• [Record set]
-------------------------
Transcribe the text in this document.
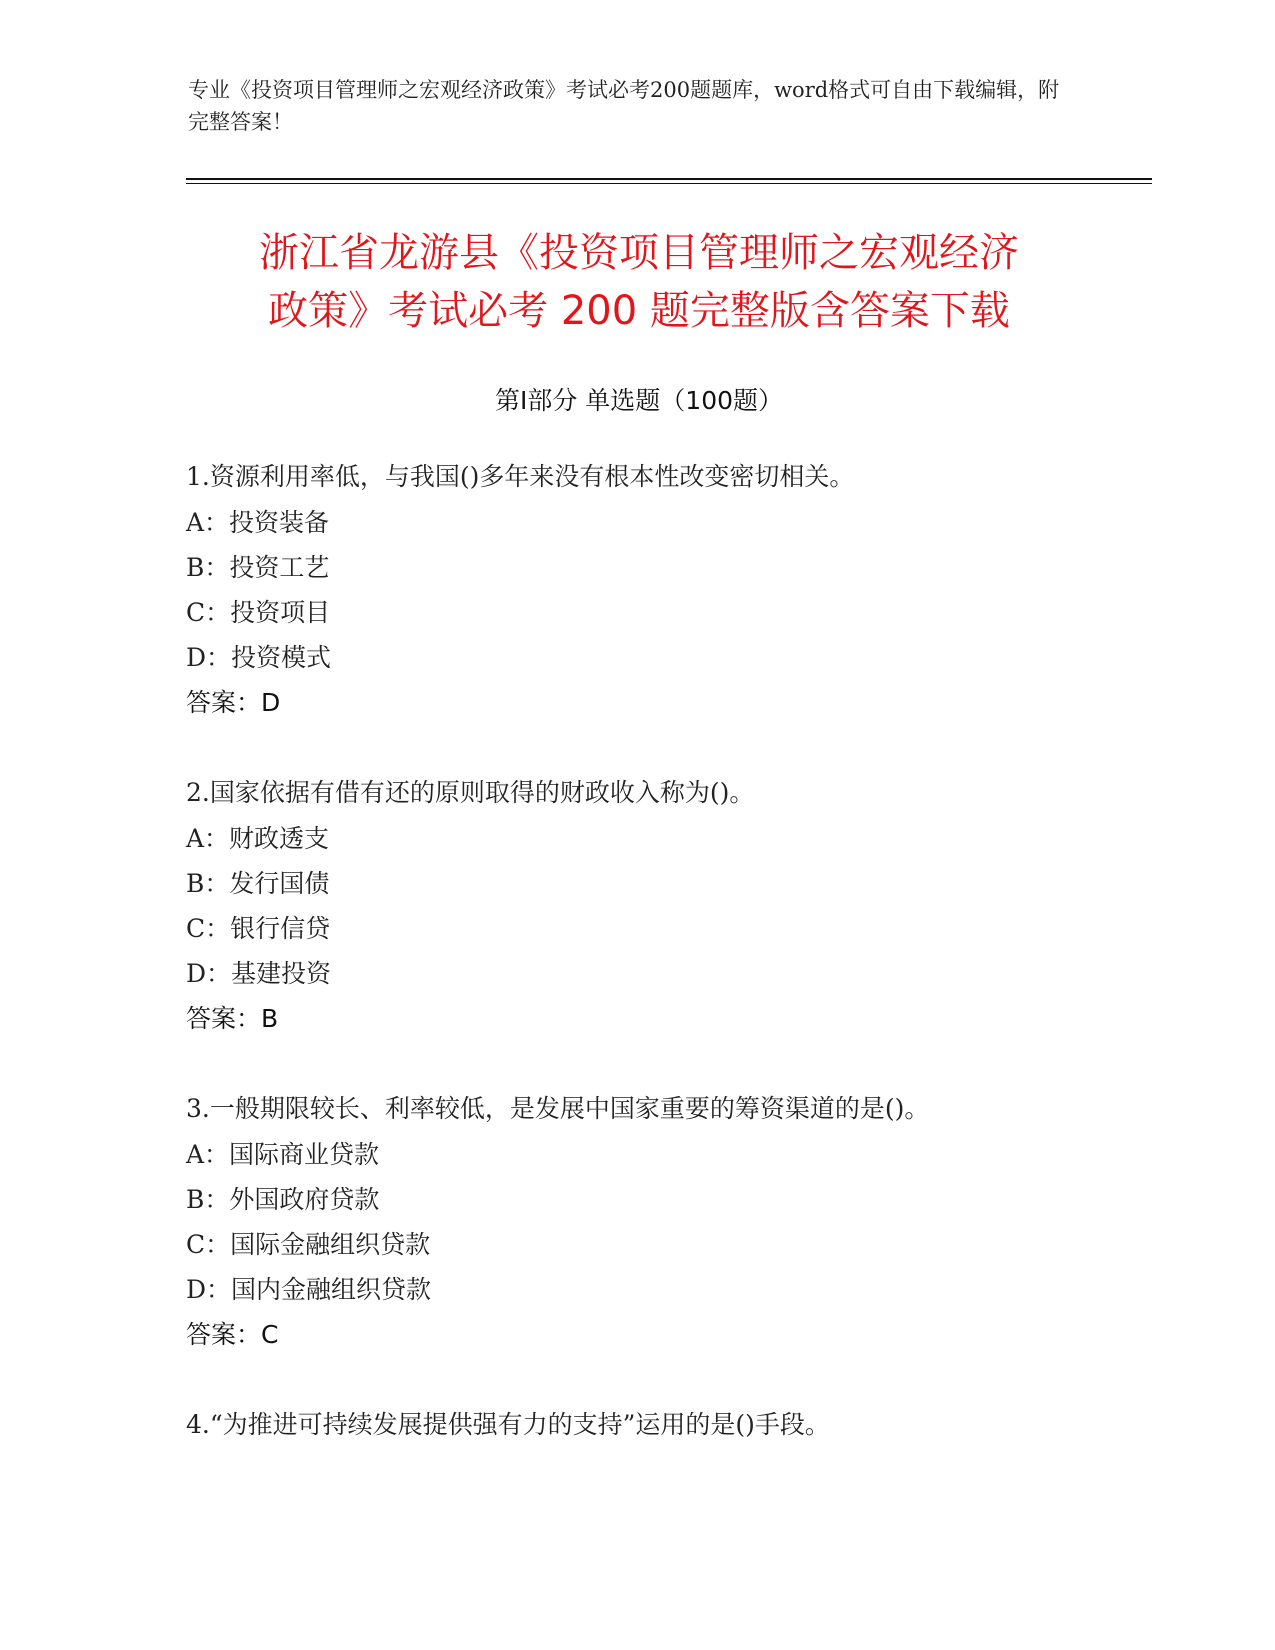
专业《投资项目管理师之宏观经济政策》考试必考200题题库，word格式可自由下载编辑，附完整答案！
浙江省龙游县《投资项目管理师之宏观经济
政策》考试必考 200 题完整版含答案下载
第Ⅰ部分 单选题（100题）
1.资源利用率低，与我国()多年来没有根本性改变密切相关。
A：投资装备
B：投资工艺
C：投资项目
D：投资模式
答案：D
2.国家依据有借有还的原则取得的财政收入称为()。
A：财政透支
B：发行国债
C：银行信贷
D：基建投资
答案：B
3.一般期限较长、利率较低，是发展中国家重要的筹资渠道的是()。
A：国际商业贷款
B：外国政府贷款
C：国际金融组织贷款
D：国内金融组织贷款
答案：C
4.“为推进可持续发展提供强有力的支持”运用的是()手段。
-------------------------
• [What is asked]
Print all the records again exactly; do not include any picture.

• [Full solution]
Transcribe the text in this document.
专业《投资项目管理师之宏观经济政策》考试必考200题题库，word格式可自由下载编辑，附完整答案！
浙江省龙游县《投资项目管理师之宏观经济
政策》考试必考 200 题完整版含答案下载
第Ⅰ部分 单选题（100题）
1.资源利用率低，与我国()多年来没有根本性改变密切相关。
A：投资装备
B：投资工艺
C：投资项目
D：投资模式
答案：D
2.国家依据有借有还的原则取得的财政收入称为()。
A：财政透支
B：发行国债
C：银行信贷
D：基建投资
答案：B
3.一般期限较长、利率较低，是发展中国家重要的筹资渠道的是()。
A：国际商业贷款
B：外国政府贷款
C：国际金融组织贷款
D：国内金融组织贷款
答案：C
4.“为推进可持续发展提供强有力的支持”运用的是()手段。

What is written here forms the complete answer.